• Supplied material
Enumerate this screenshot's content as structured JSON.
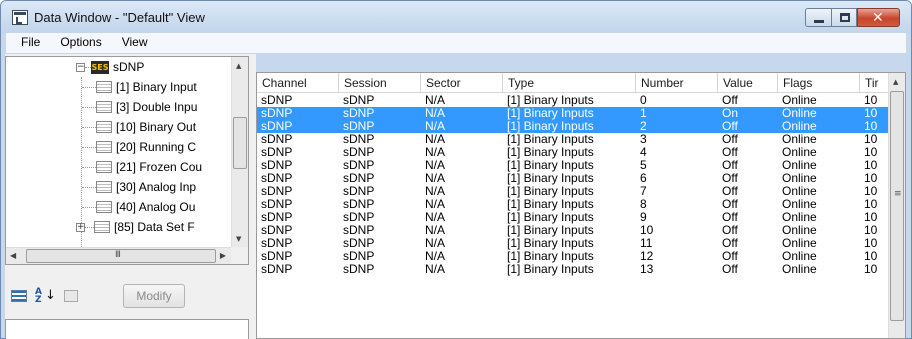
{
  "window": {
    "title": "Data Window - \"Default\" View",
    "caption": {
      "minimize": "",
      "maximize": "",
      "close": "✕"
    }
  },
  "menu": [
    "File",
    "Options",
    "View"
  ],
  "tree": {
    "root": {
      "icon": "ses-icon",
      "badge": "SES",
      "label": "sDNP",
      "expander": "−"
    },
    "items": [
      {
        "label": "[1] Binary Input"
      },
      {
        "label": "[3] Double Inpu"
      },
      {
        "label": "[10] Binary Out"
      },
      {
        "label": "[20] Running C"
      },
      {
        "label": "[21] Frozen Cou"
      },
      {
        "label": "[30] Analog Inp"
      },
      {
        "label": "[40] Analog Ou"
      },
      {
        "label": "[85] Data Set F",
        "expander": "+"
      }
    ],
    "scroll_glyphs": {
      "up": "▲",
      "down": "▼",
      "left": "◀",
      "right": "▶",
      "grip_h": "III",
      "grip_v": "≡"
    }
  },
  "toolbar": {
    "sort_az_label": "A\nZ",
    "sort_arrow": "↓",
    "modify_label": "Modify"
  },
  "grid": {
    "columns": [
      "Channel",
      "Session",
      "Sector",
      "Type",
      "Number",
      "Value",
      "Flags",
      "Tir"
    ],
    "rows": [
      {
        "channel": "sDNP",
        "session": "sDNP",
        "sector": "N/A",
        "type": "[1] Binary Inputs",
        "number": "0",
        "value": "Off",
        "flags": "Online",
        "time": "10",
        "selected": false
      },
      {
        "channel": "sDNP",
        "session": "sDNP",
        "sector": "N/A",
        "type": "[1] Binary Inputs",
        "number": "1",
        "value": "On",
        "flags": "Online",
        "time": "10",
        "selected": true
      },
      {
        "channel": "sDNP",
        "session": "sDNP",
        "sector": "N/A",
        "type": "[1] Binary Inputs",
        "number": "2",
        "value": "Off",
        "flags": "Online",
        "time": "10",
        "selected": true
      },
      {
        "channel": "sDNP",
        "session": "sDNP",
        "sector": "N/A",
        "type": "[1] Binary Inputs",
        "number": "3",
        "value": "Off",
        "flags": "Online",
        "time": "10",
        "selected": false
      },
      {
        "channel": "sDNP",
        "session": "sDNP",
        "sector": "N/A",
        "type": "[1] Binary Inputs",
        "number": "4",
        "value": "Off",
        "flags": "Online",
        "time": "10",
        "selected": false
      },
      {
        "channel": "sDNP",
        "session": "sDNP",
        "sector": "N/A",
        "type": "[1] Binary Inputs",
        "number": "5",
        "value": "Off",
        "flags": "Online",
        "time": "10",
        "selected": false
      },
      {
        "channel": "sDNP",
        "session": "sDNP",
        "sector": "N/A",
        "type": "[1] Binary Inputs",
        "number": "6",
        "value": "Off",
        "flags": "Online",
        "time": "10",
        "selected": false
      },
      {
        "channel": "sDNP",
        "session": "sDNP",
        "sector": "N/A",
        "type": "[1] Binary Inputs",
        "number": "7",
        "value": "Off",
        "flags": "Online",
        "time": "10",
        "selected": false
      },
      {
        "channel": "sDNP",
        "session": "sDNP",
        "sector": "N/A",
        "type": "[1] Binary Inputs",
        "number": "8",
        "value": "Off",
        "flags": "Online",
        "time": "10",
        "selected": false
      },
      {
        "channel": "sDNP",
        "session": "sDNP",
        "sector": "N/A",
        "type": "[1] Binary Inputs",
        "number": "9",
        "value": "Off",
        "flags": "Online",
        "time": "10",
        "selected": false
      },
      {
        "channel": "sDNP",
        "session": "sDNP",
        "sector": "N/A",
        "type": "[1] Binary Inputs",
        "number": "10",
        "value": "Off",
        "flags": "Online",
        "time": "10",
        "selected": false
      },
      {
        "channel": "sDNP",
        "session": "sDNP",
        "sector": "N/A",
        "type": "[1] Binary Inputs",
        "number": "11",
        "value": "Off",
        "flags": "Online",
        "time": "10",
        "selected": false
      },
      {
        "channel": "sDNP",
        "session": "sDNP",
        "sector": "N/A",
        "type": "[1] Binary Inputs",
        "number": "12",
        "value": "Off",
        "flags": "Online",
        "time": "10",
        "selected": false
      },
      {
        "channel": "sDNP",
        "session": "sDNP",
        "sector": "N/A",
        "type": "[1] Binary Inputs",
        "number": "13",
        "value": "Off",
        "flags": "Online",
        "time": "10",
        "selected": false
      }
    ],
    "selection_color": "#3399ff"
  }
}
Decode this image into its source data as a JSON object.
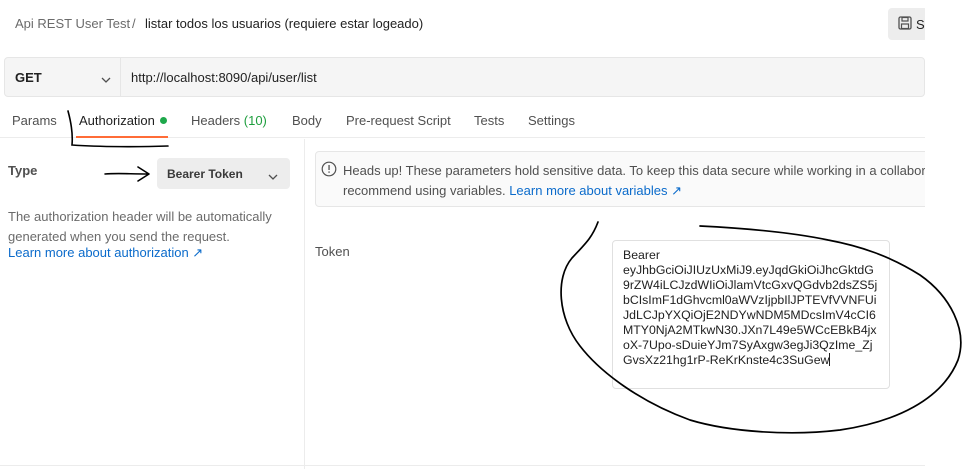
{
  "breadcrumb": {
    "collection": "Api REST User Test",
    "separator": "/",
    "request_name": "listar todos los usuarios (requiere estar logeado)"
  },
  "toolbar": {
    "save_label": "S"
  },
  "request": {
    "method": "GET",
    "url": "http://localhost:8090/api/user/list"
  },
  "tabs": [
    {
      "label": "Params"
    },
    {
      "label": "Authorization"
    },
    {
      "label": "Headers",
      "count": "(10)"
    },
    {
      "label": "Body"
    },
    {
      "label": "Pre-request Script"
    },
    {
      "label": "Tests"
    },
    {
      "label": "Settings"
    }
  ],
  "auth": {
    "type_label": "Type",
    "type_value": "Bearer Token",
    "description": "The authorization header will be automatically generated when you send the request.",
    "learn_more": "Learn more about authorization ↗"
  },
  "notice": {
    "line1": "Heads up! These parameters hold sensitive data. To keep this data secure while working in a collabora",
    "line2": "recommend using variables. ",
    "link": "Learn more about variables ↗"
  },
  "token": {
    "label": "Token",
    "value": "Bearer\neyJhbGciOiJIUzUxMiJ9.eyJqdGkiOiJhcGktdG9rZW4iLCJzdWIiOiJlamVtcGxvQGdvb2dsZS5jbCIsImF1dGhvcml0aWVzIjpbIlJPTEVfVVNFUiJdLCJpYXQiOjE2NDYwNDM5MDcsImV4cCI6MTY0NjA2MTkwN30.JXn7L49e5WCcEBkB4jxoX-7Upo-sDuieYJm7SyAxgw3egJi3QzIme_ZjGvsXz21hg1rP-ReKrKnste4c3SuGew"
  },
  "colors": {
    "accent": "#ff6c37",
    "link": "#0b6bcb",
    "status_green": "#1ea84b"
  },
  "icons": [
    "save-icon",
    "chevron-down-icon",
    "info-icon"
  ]
}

• Aim
Output the entries above exactly, without their pictures.

• Solution for this task
Enumerate this screenshot's content as structured JSON.
{
  "window": {
    "title": "Data Window - \"Default\" View",
    "caption": {
      "minimize": "",
      "maximize": "",
      "close": "✕"
    }
  },
  "menu": [
    "File",
    "Options",
    "View"
  ],
  "tree": {
    "root": {
      "icon": "ses-icon",
      "badge": "SES",
      "label": "sDNP",
      "expander": "−"
    },
    "items": [
      {
        "label": "[1] Binary Input"
      },
      {
        "label": "[3] Double Inpu"
      },
      {
        "label": "[10] Binary Out"
      },
      {
        "label": "[20] Running C"
      },
      {
        "label": "[21] Frozen Cou"
      },
      {
        "label": "[30] Analog Inp"
      },
      {
        "label": "[40] Analog Ou"
      },
      {
        "label": "[85] Data Set F",
        "expander": "+"
      }
    ],
    "scroll_glyphs": {
      "up": "▲",
      "down": "▼",
      "left": "◀",
      "right": "▶",
      "grip_h": "III",
      "grip_v": "≡"
    }
  },
  "toolbar": {
    "sort_az_label": "A\nZ",
    "sort_arrow": "↓",
    "modify_label": "Modify"
  },
  "grid": {
    "columns": [
      "Channel",
      "Session",
      "Sector",
      "Type",
      "Number",
      "Value",
      "Flags",
      "Tir"
    ],
    "rows": [
      {
        "channel": "sDNP",
        "session": "sDNP",
        "sector": "N/A",
        "type": "[1] Binary Inputs",
        "number": "0",
        "value": "Off",
        "flags": "Online",
        "time": "10",
        "selected": false
      },
      {
        "channel": "sDNP",
        "session": "sDNP",
        "sector": "N/A",
        "type": "[1] Binary Inputs",
        "number": "1",
        "value": "On",
        "flags": "Online",
        "time": "10",
        "selected": true
      },
      {
        "channel": "sDNP",
        "session": "sDNP",
        "sector": "N/A",
        "type": "[1] Binary Inputs",
        "number": "2",
        "value": "Off",
        "flags": "Online",
        "time": "10",
        "selected": true
      },
      {
        "channel": "sDNP",
        "session": "sDNP",
        "sector": "N/A",
        "type": "[1] Binary Inputs",
        "number": "3",
        "value": "Off",
        "flags": "Online",
        "time": "10",
        "selected": false
      },
      {
        "channel": "sDNP",
        "session": "sDNP",
        "sector": "N/A",
        "type": "[1] Binary Inputs",
        "number": "4",
        "value": "Off",
        "flags": "Online",
        "time": "10",
        "selected": false
      },
      {
        "channel": "sDNP",
        "session": "sDNP",
        "sector": "N/A",
        "type": "[1] Binary Inputs",
        "number": "5",
        "value": "Off",
        "flags": "Online",
        "time": "10",
        "selected": false
      },
      {
        "channel": "sDNP",
        "session": "sDNP",
        "sector": "N/A",
        "type": "[1] Binary Inputs",
        "number": "6",
        "value": "Off",
        "flags": "Online",
        "time": "10",
        "selected": false
      },
      {
        "channel": "sDNP",
        "session": "sDNP",
        "sector": "N/A",
        "type": "[1] Binary Inputs",
        "number": "7",
        "value": "Off",
        "flags": "Online",
        "time": "10",
        "selected": false
      },
      {
        "channel": "sDNP",
        "session": "sDNP",
        "sector": "N/A",
        "type": "[1] Binary Inputs",
        "number": "8",
        "value": "Off",
        "flags": "Online",
        "time": "10",
        "selected": false
      },
      {
        "channel": "sDNP",
        "session": "sDNP",
        "sector": "N/A",
        "type": "[1] Binary Inputs",
        "number": "9",
        "value": "Off",
        "flags": "Online",
        "time": "10",
        "selected": false
      },
      {
        "channel": "sDNP",
        "session": "sDNP",
        "sector": "N/A",
        "type": "[1] Binary Inputs",
        "number": "10",
        "value": "Off",
        "flags": "Online",
        "time": "10",
        "selected": false
      },
      {
        "channel": "sDNP",
        "session": "sDNP",
        "sector": "N/A",
        "type": "[1] Binary Inputs",
        "number": "11",
        "value": "Off",
        "flags": "Online",
        "time": "10",
        "selected": false
      },
      {
        "channel": "sDNP",
        "session": "sDNP",
        "sector": "N/A",
        "type": "[1] Binary Inputs",
        "number": "12",
        "value": "Off",
        "flags": "Online",
        "time": "10",
        "selected": false
      },
      {
        "channel": "sDNP",
        "session": "sDNP",
        "sector": "N/A",
        "type": "[1] Binary Inputs",
        "number": "13",
        "value": "Off",
        "flags": "Online",
        "time": "10",
        "selected": false
      }
    ],
    "selection_color": "#3399ff"
  }
}
Decode this image into its source data as a JSON object.
{
  "breadcrumb": {
    "collection": "Api REST User Test",
    "separator": "/",
    "request_name": "listar todos los usuarios (requiere estar logeado)"
  },
  "toolbar": {
    "save_label": "S"
  },
  "request": {
    "method": "GET",
    "url": "http://localhost:8090/api/user/list"
  },
  "tabs": [
    {
      "label": "Params"
    },
    {
      "label": "Authorization"
    },
    {
      "label": "Headers",
      "count": "(10)"
    },
    {
      "label": "Body"
    },
    {
      "label": "Pre-request Script"
    },
    {
      "label": "Tests"
    },
    {
      "label": "Settings"
    }
  ],
  "auth": {
    "type_label": "Type",
    "type_value": "Bearer Token",
    "description": "The authorization header will be automatically generated when you send the request.",
    "learn_more": "Learn more about authorization ↗"
  },
  "notice": {
    "line1": "Heads up! These parameters hold sensitive data. To keep this data secure while working in a collabora",
    "line2": "recommend using variables. ",
    "link": "Learn more about variables ↗"
  },
  "token": {
    "label": "Token",
    "value": "Bearer\neyJhbGciOiJIUzUxMiJ9.eyJqdGkiOiJhcGktdG9rZW4iLCJzdWIiOiJlamVtcGxvQGdvb2dsZS5jbCIsImF1dGhvcml0aWVzIjpbIlJPTEVfVVNFUiJdLCJpYXQiOjE2NDYwNDM5MDcsImV4cCI6MTY0NjA2MTkwN30.JXn7L49e5WCcEBkB4jxoX-7Upo-sDuieYJm7SyAxgw3egJi3QzIme_ZjGvsXz21hg1rP-ReKrKnste4c3SuGew"
  },
  "colors": {
    "accent": "#ff6c37",
    "link": "#0b6bcb",
    "status_green": "#1ea84b"
  },
  "icons": [
    "save-icon",
    "chevron-down-icon",
    "info-icon"
  ]
}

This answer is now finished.